*Required work:* Find and copy lines holding "relation".

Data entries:
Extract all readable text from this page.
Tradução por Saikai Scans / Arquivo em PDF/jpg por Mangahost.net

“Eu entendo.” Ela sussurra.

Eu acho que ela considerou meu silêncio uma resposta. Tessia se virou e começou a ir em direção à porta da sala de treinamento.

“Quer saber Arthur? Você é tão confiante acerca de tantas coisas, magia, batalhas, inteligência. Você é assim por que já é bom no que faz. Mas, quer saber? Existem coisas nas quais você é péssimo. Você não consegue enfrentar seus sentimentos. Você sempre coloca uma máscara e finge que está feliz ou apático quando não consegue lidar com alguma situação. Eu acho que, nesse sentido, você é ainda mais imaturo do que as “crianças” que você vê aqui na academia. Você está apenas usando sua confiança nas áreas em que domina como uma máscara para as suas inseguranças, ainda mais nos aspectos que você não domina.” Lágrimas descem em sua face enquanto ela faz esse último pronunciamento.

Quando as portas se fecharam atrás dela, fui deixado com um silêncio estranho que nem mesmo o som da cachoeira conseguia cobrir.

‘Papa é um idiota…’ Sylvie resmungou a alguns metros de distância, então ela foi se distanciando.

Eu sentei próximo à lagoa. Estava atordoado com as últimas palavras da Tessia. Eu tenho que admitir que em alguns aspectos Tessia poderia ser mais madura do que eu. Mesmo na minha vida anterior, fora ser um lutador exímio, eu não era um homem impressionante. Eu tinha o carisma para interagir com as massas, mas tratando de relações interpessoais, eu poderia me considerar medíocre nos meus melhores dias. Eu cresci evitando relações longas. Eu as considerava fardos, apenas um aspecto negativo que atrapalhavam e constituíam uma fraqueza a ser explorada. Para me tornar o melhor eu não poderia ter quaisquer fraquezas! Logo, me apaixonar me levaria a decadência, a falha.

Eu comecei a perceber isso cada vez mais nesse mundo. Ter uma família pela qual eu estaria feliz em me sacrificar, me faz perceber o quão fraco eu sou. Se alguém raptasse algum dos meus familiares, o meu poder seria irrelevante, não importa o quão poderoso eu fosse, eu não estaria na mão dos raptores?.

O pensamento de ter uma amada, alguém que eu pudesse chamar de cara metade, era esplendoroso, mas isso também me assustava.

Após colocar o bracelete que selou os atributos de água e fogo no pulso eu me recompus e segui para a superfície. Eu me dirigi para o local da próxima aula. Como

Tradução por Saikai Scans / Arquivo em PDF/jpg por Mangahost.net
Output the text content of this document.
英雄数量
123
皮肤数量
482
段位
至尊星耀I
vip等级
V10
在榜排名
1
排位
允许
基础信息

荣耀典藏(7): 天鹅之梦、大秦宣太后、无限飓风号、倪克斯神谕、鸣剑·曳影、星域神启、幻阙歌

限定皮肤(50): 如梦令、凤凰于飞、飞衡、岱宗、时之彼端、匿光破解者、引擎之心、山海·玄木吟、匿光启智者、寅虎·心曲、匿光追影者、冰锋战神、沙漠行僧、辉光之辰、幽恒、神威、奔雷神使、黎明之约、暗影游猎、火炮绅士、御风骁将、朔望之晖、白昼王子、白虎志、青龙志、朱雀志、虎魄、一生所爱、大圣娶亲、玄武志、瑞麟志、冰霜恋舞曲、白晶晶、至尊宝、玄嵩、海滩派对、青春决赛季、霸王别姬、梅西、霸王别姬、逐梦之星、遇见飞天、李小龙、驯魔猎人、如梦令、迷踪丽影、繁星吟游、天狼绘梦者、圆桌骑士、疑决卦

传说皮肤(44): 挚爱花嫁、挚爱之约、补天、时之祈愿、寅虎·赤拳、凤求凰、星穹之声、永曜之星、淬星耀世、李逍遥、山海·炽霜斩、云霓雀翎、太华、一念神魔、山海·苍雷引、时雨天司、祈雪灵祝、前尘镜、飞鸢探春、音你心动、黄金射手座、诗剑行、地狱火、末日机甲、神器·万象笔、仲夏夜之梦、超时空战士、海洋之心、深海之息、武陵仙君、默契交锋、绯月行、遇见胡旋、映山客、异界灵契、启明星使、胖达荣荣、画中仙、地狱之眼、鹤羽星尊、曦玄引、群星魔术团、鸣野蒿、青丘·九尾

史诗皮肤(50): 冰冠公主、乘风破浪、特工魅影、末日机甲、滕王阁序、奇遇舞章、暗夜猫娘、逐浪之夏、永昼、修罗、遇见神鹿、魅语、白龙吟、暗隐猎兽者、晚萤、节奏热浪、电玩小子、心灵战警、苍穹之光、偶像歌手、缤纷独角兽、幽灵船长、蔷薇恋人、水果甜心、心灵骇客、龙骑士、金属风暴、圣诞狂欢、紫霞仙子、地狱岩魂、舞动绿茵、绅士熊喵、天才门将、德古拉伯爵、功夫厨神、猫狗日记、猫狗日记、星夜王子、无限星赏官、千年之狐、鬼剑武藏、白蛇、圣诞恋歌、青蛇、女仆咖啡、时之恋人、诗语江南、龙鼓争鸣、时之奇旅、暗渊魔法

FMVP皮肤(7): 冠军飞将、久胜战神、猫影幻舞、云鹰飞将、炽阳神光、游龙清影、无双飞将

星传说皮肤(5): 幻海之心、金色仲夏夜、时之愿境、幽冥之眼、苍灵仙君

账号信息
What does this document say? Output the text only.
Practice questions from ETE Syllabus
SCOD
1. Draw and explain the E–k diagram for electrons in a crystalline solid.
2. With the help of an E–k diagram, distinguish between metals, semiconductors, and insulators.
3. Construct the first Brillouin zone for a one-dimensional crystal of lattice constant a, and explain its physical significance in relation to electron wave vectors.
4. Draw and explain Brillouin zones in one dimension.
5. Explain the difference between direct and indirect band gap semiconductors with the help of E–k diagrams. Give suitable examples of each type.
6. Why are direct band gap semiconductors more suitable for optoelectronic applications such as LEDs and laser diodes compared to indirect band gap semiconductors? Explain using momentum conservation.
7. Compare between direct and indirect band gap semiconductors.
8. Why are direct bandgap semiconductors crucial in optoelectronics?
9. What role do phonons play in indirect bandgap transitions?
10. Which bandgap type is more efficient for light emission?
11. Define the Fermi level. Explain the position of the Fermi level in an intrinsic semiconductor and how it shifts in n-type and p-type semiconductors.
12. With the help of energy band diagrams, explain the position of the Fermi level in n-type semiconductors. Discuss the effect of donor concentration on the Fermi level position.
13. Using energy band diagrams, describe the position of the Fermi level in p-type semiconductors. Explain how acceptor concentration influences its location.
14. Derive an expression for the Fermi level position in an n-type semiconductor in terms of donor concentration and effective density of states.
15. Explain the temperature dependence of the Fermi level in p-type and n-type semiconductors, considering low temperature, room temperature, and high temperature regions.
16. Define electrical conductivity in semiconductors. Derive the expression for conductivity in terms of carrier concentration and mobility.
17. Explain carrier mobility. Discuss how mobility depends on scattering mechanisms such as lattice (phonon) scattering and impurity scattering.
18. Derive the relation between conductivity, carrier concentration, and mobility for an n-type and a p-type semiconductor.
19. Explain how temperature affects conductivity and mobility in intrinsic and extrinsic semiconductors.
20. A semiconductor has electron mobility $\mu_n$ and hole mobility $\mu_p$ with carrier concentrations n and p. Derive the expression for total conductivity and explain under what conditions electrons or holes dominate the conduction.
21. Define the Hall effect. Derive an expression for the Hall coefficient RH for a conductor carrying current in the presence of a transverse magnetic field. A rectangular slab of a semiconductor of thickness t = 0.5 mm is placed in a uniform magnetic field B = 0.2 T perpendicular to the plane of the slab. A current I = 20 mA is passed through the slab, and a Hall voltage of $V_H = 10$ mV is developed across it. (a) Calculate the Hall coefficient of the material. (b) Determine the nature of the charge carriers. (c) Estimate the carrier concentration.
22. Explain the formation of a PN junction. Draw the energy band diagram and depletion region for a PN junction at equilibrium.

*Written response:*
3. Construct the first Brillouin zone for a one-dimensional crystal of lattice constant a, and explain its physical significance in relation to electron wave vectors.
18. Derive the relation between conductivity, carrier concentration, and mobility for an n-type and a p-type semiconductor.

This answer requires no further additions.